* _Task to carry out_: Copy the listing below line for line without changing anything, but omit the picture.

:: Extracted data

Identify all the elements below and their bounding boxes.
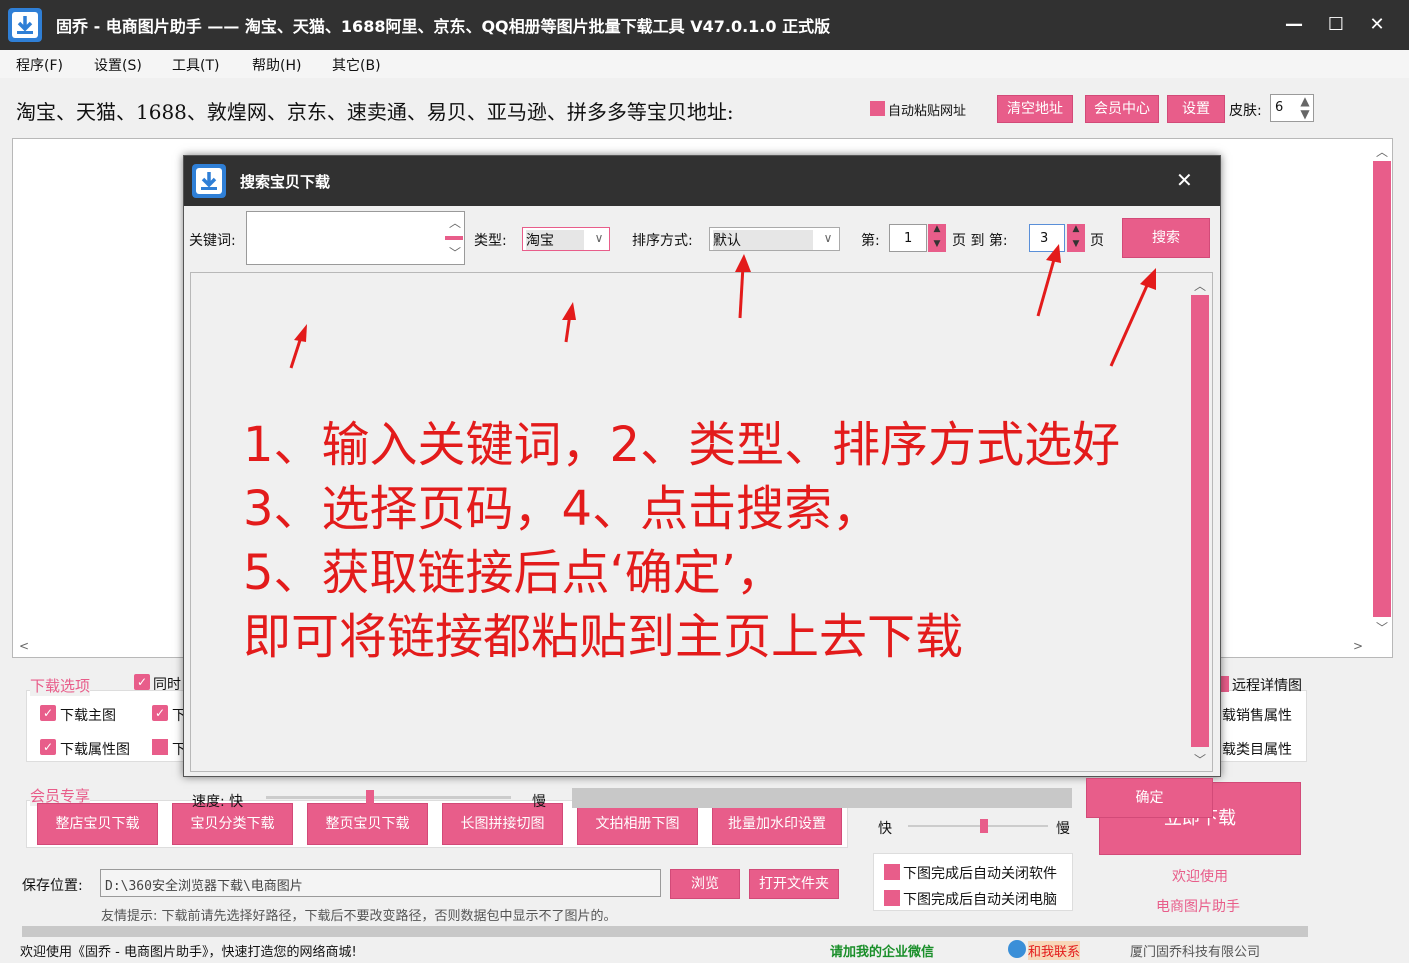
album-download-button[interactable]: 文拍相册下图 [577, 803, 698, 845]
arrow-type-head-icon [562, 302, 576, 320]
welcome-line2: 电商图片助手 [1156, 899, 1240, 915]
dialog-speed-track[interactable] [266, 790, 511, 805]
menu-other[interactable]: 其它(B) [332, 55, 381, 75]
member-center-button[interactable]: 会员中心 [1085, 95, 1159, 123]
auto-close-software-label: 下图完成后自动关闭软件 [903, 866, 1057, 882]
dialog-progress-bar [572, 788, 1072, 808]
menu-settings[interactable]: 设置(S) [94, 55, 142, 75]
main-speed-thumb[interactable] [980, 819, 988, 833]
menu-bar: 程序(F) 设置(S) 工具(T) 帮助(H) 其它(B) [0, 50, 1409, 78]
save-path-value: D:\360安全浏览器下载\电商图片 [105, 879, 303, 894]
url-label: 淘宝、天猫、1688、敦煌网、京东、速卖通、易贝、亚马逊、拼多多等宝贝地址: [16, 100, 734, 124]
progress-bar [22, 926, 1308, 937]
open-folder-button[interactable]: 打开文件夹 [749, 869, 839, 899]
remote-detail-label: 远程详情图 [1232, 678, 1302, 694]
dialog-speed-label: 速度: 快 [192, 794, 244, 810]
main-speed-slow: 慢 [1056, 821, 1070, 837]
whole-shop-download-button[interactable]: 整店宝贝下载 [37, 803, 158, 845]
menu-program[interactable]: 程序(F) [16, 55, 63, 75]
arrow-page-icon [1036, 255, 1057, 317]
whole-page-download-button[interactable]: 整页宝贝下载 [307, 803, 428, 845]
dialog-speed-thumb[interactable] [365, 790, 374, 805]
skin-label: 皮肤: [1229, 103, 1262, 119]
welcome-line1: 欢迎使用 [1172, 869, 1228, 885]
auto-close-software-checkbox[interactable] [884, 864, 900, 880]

::::

* _Solution for this problem_:
Identify all the elements below and their bounding boxes.
album-download-button[interactable]: 文拍相册下图 [577, 803, 698, 845]
arrow-type-head-icon [562, 302, 576, 320]
welcome-line2: 电商图片助手 [1156, 899, 1240, 915]
dialog-speed-track[interactable] [266, 790, 511, 805]
menu-other[interactable]: 其它(B) [332, 55, 381, 75]
member-center-button[interactable]: 会员中心 [1085, 95, 1159, 123]
auto-close-software-label: 下图完成后自动关闭软件 [903, 866, 1057, 882]
dialog-progress-bar [572, 788, 1072, 808]
menu-settings[interactable]: 设置(S) [94, 55, 142, 75]
main-speed-thumb[interactable] [980, 819, 988, 833]
menu-bar: 程序(F) 设置(S) 工具(T) 帮助(H) 其它(B) [0, 50, 1409, 78]
save-path-value: D:\360安全浏览器下载\电商图片 [105, 879, 303, 894]
url-label: 淘宝、天猫、1688、敦煌网、京东、速卖通、易贝、亚马逊、拼多多等宝贝地址: [16, 100, 734, 124]
progress-bar [22, 926, 1308, 937]
open-folder-button[interactable]: 打开文件夹 [749, 869, 839, 899]
remote-detail-label: 远程详情图 [1232, 678, 1302, 694]
dialog-speed-label: 速度: 快 [192, 794, 244, 810]
main-speed-slow: 慢 [1056, 821, 1070, 837]
whole-shop-download-button[interactable]: 整店宝贝下载 [37, 803, 158, 845]
menu-program[interactable]: 程序(F) [16, 55, 63, 75]
arrow-page-icon [1036, 255, 1057, 317]
whole-page-download-button[interactable]: 整页宝贝下载 [307, 803, 428, 845]
dialog-speed-thumb[interactable] [365, 790, 374, 805]
skin-label: 皮肤: [1229, 103, 1262, 119]
welcome-line1: 欢迎使用 [1172, 869, 1228, 885]
auto-close-software-checkbox[interactable] [884, 864, 900, 880]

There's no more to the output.